-- Start of Stored data --

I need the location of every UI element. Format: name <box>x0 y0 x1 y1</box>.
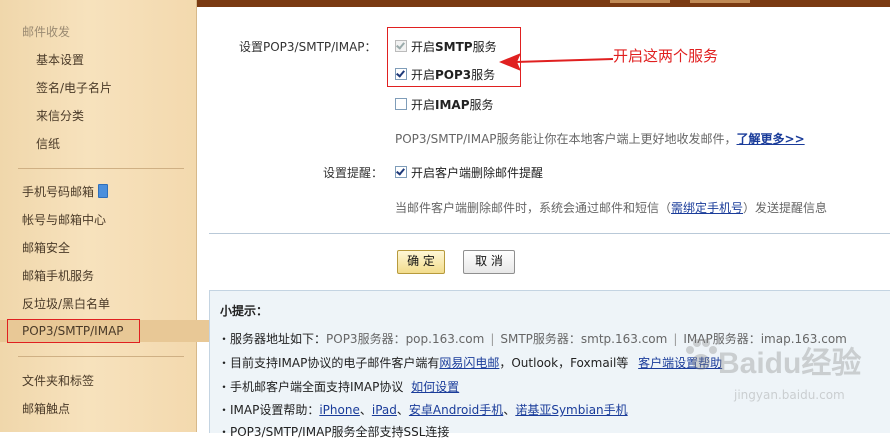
tip-clients-after: ，Outlook，Foxmail等 <box>499 356 629 370</box>
imap-option[interactable]: 开启IMAP服务 <box>395 96 494 114</box>
pop3-option-proto: POP3 <box>435 68 472 82</box>
pop-description: POP3/SMTP/IMAP服务能让你在本地客户端上更好地收发邮件，了解更多>> <box>395 130 805 147</box>
tips-title: 小提示： <box>220 304 269 318</box>
sidebar-highlight-box <box>7 319 140 343</box>
smtp-option[interactable]: 开启SMTP服务 <box>395 38 497 56</box>
tips-panel: 小提示： ・服务器地址如下：POP3服务器：pop.163.com | SMTP服务… <box>209 290 890 439</box>
pop3-server-address: POP3服务器：pop.163.com <box>326 332 485 346</box>
smtp-server-address: SMTP服务器：smtp.163.com <box>500 332 668 346</box>
iphone-help-link[interactable]: iPhone <box>319 403 360 417</box>
tip-mobile-text: ・手机邮客户端全面支持IMAP协议 <box>218 380 404 394</box>
sidebar-item-mail-security[interactable]: 邮箱安全 <box>0 237 218 259</box>
tip-separator: | <box>490 332 495 346</box>
confirm-button[interactable]: 确 定 <box>397 250 445 274</box>
tip-mobile-client: ・手机邮客户端全面支持IMAP协议 如何设置 <box>218 378 459 395</box>
how-to-setup-link[interactable]: 如何设置 <box>411 380 459 394</box>
tip-clients-text: ・目前支持IMAP协议的电子邮件客户端有 <box>218 356 440 370</box>
symbian-help-link[interactable]: 诺基亚Symbian手机 <box>515 403 627 417</box>
tip-server-addresses: ・服务器地址如下：POP3服务器：pop.163.com | SMTP服务器：smt… <box>218 330 847 347</box>
cancel-button[interactable]: 取 消 <box>463 250 515 274</box>
pop3-option-prefix: 开启 <box>411 68 436 82</box>
pop3-option-suffix: 服务 <box>471 68 496 82</box>
reminder-option-label: 开启客户端删除邮件提醒 <box>411 166 544 180</box>
reminder-desc-before: 当邮件客户端删除邮件时，系统会通过邮件和短信（ <box>395 201 672 215</box>
tip-link-separator: 、 <box>359 403 372 417</box>
reminder-option[interactable]: 开启客户端删除邮件提醒 <box>395 164 543 182</box>
learn-more-link[interactable]: 了解更多>> <box>737 132 805 146</box>
imap-checkbox[interactable] <box>395 98 407 110</box>
reminder-label: 设置提醒： <box>323 166 384 180</box>
pop-settings-label: 设置POP3/SMTP/IMAP： <box>239 40 377 54</box>
netease-flash-mail-link[interactable]: 网易闪电邮 <box>439 356 499 370</box>
android-help-link[interactable]: 安卓Android手机 <box>409 403 503 417</box>
sidebar-item-mail-touchpoint[interactable]: 邮箱触点 <box>0 398 218 420</box>
sidebar-item-mobile-service[interactable]: 邮箱手机服务 <box>0 265 218 287</box>
sidebar-item-label: 手机号码邮箱 <box>22 185 95 199</box>
sidebar-group-mail: 邮件收发 <box>22 25 71 39</box>
sidebar-divider <box>18 356 184 357</box>
ipad-help-link[interactable]: iPad <box>372 403 397 417</box>
top-bar-segment <box>610 0 670 3</box>
client-setup-help-link[interactable]: 客户端设置帮助 <box>638 356 722 370</box>
annotation-text: 开启这两个服务 <box>613 47 719 65</box>
reminder-desc-after: ）发送提醒信息 <box>743 201 828 215</box>
smtp-option-proto: SMTP <box>435 40 473 54</box>
smtp-option-prefix: 开启 <box>411 40 436 54</box>
sidebar-item-phone-mailbox[interactable]: 手机号码邮箱 <box>0 181 218 203</box>
settings-panel: 设置POP3/SMTP/IMAP： 开启SMTP服务 开启POP3服务 开启IM… <box>197 7 890 439</box>
pop-description-text: POP3/SMTP/IMAP服务能让你在本地客户端上更好地收发邮件， <box>395 132 737 146</box>
imap-option-suffix: 服务 <box>469 98 494 112</box>
tip-imap-help-label: ・IMAP设置帮助： <box>218 403 320 417</box>
sidebar-item-account-center[interactable]: 帐号与邮箱中心 <box>0 209 218 231</box>
sidebar: 邮件收发 基本设置 签名/电子名片 来信分类 信纸 手机号码邮箱 帐号与邮箱中心… <box>0 0 218 432</box>
imap-option-proto: IMAP <box>435 98 470 112</box>
top-bar-segment <box>690 0 750 3</box>
imap-option-prefix: 开启 <box>411 98 436 112</box>
annotation-arrow-icon <box>499 53 614 71</box>
sidebar-item-folders-tags[interactable]: 文件夹和标签 <box>0 370 218 392</box>
bind-phone-link[interactable]: 需绑定手机号 <box>671 201 743 215</box>
tip-clients: ・目前支持IMAP协议的电子邮件客户端有网易闪电邮，Outlook，Foxmai… <box>218 354 722 371</box>
mobile-phone-icon <box>98 184 109 198</box>
imap-server-address: IMAP服务器：imap.163.com <box>683 332 847 346</box>
smtp-checkbox[interactable] <box>395 40 407 52</box>
tip-link-separator: 、 <box>396 403 409 417</box>
reminder-checkbox[interactable] <box>395 166 407 178</box>
tip-separator: | <box>673 332 678 346</box>
reminder-description: 当邮件客户端删除邮件时，系统会通过邮件和短信（需绑定手机号）发送提醒信息 <box>395 199 827 216</box>
sidebar-item-antispam[interactable]: 反垃圾/黑白名单 <box>0 293 218 315</box>
tip-link-separator: 、 <box>503 403 516 417</box>
sidebar-divider <box>18 168 184 169</box>
smtp-option-suffix: 服务 <box>472 40 497 54</box>
pop3-option[interactable]: 开启POP3服务 <box>395 66 495 84</box>
pop3-checkbox[interactable] <box>395 68 407 80</box>
tip-servers-label: ・服务器地址如下： <box>218 332 327 346</box>
tip-imap-help: ・IMAP设置帮助：iPhone、iPad、安卓Android手机、诺基亚Sym… <box>218 401 628 418</box>
section-divider <box>209 233 890 234</box>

-- End of Stored data --

- _Problem_
Pull out every line above that contains the string "button".

- _Reply to the task_
confirm-button[interactable]: 确 定 <box>397 250 445 274</box>
cancel-button[interactable]: 取 消 <box>463 250 515 274</box>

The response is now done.